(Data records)
++++++++

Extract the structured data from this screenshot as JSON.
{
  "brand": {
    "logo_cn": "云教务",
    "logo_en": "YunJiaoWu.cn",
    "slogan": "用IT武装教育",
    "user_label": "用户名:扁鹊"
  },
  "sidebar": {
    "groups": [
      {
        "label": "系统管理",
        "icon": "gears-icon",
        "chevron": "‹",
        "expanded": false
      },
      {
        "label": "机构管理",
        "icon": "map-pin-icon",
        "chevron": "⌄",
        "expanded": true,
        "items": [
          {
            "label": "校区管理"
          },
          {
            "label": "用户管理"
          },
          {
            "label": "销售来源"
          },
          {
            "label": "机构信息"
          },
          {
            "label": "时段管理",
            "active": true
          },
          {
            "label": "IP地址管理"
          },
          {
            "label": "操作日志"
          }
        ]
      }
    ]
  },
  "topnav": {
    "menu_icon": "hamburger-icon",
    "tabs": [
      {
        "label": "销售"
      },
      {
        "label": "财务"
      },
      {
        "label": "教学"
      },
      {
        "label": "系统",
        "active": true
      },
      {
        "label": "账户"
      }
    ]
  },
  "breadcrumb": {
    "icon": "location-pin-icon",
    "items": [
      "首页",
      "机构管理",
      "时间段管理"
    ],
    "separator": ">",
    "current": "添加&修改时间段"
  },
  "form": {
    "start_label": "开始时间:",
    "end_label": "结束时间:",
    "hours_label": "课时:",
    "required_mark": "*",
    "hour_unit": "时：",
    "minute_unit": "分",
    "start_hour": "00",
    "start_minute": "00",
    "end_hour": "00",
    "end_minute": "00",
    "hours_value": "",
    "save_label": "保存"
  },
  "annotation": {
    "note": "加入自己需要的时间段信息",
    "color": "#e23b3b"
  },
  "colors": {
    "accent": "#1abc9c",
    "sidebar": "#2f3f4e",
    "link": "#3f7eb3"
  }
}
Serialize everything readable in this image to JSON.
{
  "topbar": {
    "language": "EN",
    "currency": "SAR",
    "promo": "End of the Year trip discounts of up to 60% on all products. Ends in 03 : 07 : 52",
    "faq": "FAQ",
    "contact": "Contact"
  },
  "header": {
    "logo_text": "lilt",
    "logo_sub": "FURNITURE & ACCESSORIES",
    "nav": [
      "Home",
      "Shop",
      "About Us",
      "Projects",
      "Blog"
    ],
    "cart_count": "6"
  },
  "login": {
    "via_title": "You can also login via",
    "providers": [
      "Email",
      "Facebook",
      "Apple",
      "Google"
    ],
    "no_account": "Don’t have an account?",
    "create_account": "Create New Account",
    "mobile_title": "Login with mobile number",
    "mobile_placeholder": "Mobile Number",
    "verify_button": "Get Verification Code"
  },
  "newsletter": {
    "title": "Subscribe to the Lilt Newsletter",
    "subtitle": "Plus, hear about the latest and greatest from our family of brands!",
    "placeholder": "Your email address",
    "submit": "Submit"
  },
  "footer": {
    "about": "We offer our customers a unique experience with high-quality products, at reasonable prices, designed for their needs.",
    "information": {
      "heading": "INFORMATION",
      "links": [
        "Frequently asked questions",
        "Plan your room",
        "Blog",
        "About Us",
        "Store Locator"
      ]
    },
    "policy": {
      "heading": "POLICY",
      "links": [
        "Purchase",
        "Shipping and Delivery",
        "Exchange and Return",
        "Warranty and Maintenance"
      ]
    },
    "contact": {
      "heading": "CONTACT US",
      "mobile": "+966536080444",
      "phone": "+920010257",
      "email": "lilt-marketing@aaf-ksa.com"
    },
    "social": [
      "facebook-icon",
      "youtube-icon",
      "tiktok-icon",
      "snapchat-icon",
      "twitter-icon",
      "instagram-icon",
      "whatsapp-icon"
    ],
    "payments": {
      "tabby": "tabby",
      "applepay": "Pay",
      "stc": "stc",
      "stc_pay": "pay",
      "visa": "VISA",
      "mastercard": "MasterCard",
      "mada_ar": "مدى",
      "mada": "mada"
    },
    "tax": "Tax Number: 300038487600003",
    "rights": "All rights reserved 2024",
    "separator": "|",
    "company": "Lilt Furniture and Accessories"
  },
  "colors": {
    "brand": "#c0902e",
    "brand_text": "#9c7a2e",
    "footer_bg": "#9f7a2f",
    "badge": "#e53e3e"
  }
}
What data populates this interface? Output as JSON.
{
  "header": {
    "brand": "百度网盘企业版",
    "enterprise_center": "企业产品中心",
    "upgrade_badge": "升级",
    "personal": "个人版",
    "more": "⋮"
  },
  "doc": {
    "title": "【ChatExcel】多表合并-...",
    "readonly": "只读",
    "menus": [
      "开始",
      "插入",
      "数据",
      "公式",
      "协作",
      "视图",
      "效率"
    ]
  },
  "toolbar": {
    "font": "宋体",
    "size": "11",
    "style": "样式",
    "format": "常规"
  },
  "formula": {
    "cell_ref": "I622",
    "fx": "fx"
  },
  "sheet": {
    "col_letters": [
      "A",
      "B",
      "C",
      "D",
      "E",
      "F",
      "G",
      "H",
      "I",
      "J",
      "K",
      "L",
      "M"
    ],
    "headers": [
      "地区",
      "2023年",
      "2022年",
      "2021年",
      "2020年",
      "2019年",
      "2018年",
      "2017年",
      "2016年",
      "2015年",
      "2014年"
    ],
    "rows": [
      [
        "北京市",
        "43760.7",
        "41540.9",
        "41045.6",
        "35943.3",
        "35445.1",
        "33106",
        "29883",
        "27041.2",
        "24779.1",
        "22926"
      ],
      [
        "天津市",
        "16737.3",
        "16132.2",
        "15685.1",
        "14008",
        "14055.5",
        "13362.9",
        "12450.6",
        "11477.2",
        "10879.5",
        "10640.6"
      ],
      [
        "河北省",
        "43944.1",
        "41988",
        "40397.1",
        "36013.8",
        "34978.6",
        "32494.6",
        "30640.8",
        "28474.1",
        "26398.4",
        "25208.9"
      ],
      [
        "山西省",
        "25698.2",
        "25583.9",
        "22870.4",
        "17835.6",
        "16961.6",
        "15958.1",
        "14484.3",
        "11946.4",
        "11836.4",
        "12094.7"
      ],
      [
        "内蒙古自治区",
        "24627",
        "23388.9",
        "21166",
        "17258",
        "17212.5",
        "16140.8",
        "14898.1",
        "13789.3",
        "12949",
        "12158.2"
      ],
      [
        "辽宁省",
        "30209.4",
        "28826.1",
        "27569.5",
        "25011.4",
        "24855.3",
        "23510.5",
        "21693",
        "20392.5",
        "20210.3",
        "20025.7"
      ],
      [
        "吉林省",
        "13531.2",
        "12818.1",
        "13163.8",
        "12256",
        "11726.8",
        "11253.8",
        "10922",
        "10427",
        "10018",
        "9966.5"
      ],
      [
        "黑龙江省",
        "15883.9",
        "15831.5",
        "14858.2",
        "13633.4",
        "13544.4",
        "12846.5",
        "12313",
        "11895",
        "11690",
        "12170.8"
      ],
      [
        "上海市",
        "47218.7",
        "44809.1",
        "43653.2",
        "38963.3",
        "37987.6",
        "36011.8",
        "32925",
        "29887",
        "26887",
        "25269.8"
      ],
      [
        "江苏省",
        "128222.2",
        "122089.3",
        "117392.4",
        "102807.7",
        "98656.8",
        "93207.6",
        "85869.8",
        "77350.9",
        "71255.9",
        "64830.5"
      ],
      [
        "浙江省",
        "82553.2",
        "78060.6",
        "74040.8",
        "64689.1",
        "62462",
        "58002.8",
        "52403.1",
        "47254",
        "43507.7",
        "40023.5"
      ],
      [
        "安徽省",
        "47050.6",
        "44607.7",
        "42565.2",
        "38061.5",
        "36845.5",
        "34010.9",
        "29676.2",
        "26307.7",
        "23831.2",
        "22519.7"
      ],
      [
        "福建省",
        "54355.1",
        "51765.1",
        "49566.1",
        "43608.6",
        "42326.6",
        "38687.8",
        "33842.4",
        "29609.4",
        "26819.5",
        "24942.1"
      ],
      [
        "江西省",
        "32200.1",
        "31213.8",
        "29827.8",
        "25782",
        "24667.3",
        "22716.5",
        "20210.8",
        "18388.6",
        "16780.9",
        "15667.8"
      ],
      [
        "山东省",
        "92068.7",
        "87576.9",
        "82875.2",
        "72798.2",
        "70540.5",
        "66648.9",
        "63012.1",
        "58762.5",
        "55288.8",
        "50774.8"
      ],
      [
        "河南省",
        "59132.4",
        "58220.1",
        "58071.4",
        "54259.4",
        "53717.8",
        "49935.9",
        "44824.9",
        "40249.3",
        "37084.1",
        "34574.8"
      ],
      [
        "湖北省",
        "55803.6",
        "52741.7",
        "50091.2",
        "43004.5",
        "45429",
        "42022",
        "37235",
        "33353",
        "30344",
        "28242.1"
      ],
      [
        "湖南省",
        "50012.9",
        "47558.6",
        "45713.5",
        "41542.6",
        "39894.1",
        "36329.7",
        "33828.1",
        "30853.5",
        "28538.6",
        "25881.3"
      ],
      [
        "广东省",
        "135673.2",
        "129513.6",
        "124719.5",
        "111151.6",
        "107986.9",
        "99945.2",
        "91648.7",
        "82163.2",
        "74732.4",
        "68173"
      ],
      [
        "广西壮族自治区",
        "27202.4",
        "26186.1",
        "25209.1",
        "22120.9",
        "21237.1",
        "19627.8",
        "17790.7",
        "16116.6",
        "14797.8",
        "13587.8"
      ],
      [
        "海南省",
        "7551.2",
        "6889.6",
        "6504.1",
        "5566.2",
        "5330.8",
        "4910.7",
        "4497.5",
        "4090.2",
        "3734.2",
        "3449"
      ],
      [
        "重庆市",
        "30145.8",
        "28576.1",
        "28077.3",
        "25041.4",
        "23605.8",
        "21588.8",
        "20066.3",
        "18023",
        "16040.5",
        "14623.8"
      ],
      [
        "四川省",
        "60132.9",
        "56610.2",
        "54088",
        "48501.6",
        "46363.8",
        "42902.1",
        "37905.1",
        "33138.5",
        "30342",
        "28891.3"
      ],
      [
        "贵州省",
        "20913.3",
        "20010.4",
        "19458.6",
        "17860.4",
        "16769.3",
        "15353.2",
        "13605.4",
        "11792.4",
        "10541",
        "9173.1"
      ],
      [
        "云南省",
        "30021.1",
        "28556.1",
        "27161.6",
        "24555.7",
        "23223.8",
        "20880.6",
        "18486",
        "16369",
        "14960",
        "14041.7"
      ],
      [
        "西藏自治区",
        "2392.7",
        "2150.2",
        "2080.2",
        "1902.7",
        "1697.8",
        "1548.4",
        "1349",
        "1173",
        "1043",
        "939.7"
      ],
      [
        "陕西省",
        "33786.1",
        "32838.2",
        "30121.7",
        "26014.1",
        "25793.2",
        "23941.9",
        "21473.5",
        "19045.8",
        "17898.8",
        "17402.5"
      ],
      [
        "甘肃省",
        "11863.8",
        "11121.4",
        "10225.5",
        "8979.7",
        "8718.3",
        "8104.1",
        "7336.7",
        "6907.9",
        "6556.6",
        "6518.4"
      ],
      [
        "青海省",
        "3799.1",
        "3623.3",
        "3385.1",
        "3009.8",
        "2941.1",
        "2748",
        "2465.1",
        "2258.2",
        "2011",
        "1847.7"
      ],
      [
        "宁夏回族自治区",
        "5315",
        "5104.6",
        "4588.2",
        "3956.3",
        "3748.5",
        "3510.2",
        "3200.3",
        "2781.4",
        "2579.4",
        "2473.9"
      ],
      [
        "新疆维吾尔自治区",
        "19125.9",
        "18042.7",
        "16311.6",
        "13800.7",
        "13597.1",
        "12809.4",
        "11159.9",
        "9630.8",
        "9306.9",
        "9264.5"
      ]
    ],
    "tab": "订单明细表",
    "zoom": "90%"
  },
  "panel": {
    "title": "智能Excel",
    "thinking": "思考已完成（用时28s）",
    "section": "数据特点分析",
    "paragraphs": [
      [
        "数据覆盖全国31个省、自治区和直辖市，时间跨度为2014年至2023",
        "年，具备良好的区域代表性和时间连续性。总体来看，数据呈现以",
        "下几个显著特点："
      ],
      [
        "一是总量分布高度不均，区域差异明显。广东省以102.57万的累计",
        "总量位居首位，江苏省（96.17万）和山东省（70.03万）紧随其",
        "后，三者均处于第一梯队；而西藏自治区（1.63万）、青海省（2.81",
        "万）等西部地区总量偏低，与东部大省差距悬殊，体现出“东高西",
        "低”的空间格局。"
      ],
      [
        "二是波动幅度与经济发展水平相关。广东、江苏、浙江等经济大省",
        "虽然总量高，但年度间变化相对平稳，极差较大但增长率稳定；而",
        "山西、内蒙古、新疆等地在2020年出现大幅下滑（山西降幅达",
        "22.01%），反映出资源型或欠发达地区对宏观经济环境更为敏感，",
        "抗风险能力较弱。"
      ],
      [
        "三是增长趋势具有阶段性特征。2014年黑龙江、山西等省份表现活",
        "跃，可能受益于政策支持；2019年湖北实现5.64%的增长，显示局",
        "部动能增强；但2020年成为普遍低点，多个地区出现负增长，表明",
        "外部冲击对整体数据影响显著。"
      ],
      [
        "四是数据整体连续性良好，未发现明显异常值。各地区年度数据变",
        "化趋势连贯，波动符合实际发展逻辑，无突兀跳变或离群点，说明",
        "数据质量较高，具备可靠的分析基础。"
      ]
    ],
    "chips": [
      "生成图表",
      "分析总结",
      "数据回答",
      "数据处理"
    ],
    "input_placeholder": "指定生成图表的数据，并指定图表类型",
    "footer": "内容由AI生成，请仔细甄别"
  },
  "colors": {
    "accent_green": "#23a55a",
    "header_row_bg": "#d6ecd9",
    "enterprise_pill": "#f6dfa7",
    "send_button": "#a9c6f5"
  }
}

++++++++

*Exercise*. Copy out all lines from the material above that contain the string "true".

*Written answer*.
        "expanded": true,
            "active": true
        "active": true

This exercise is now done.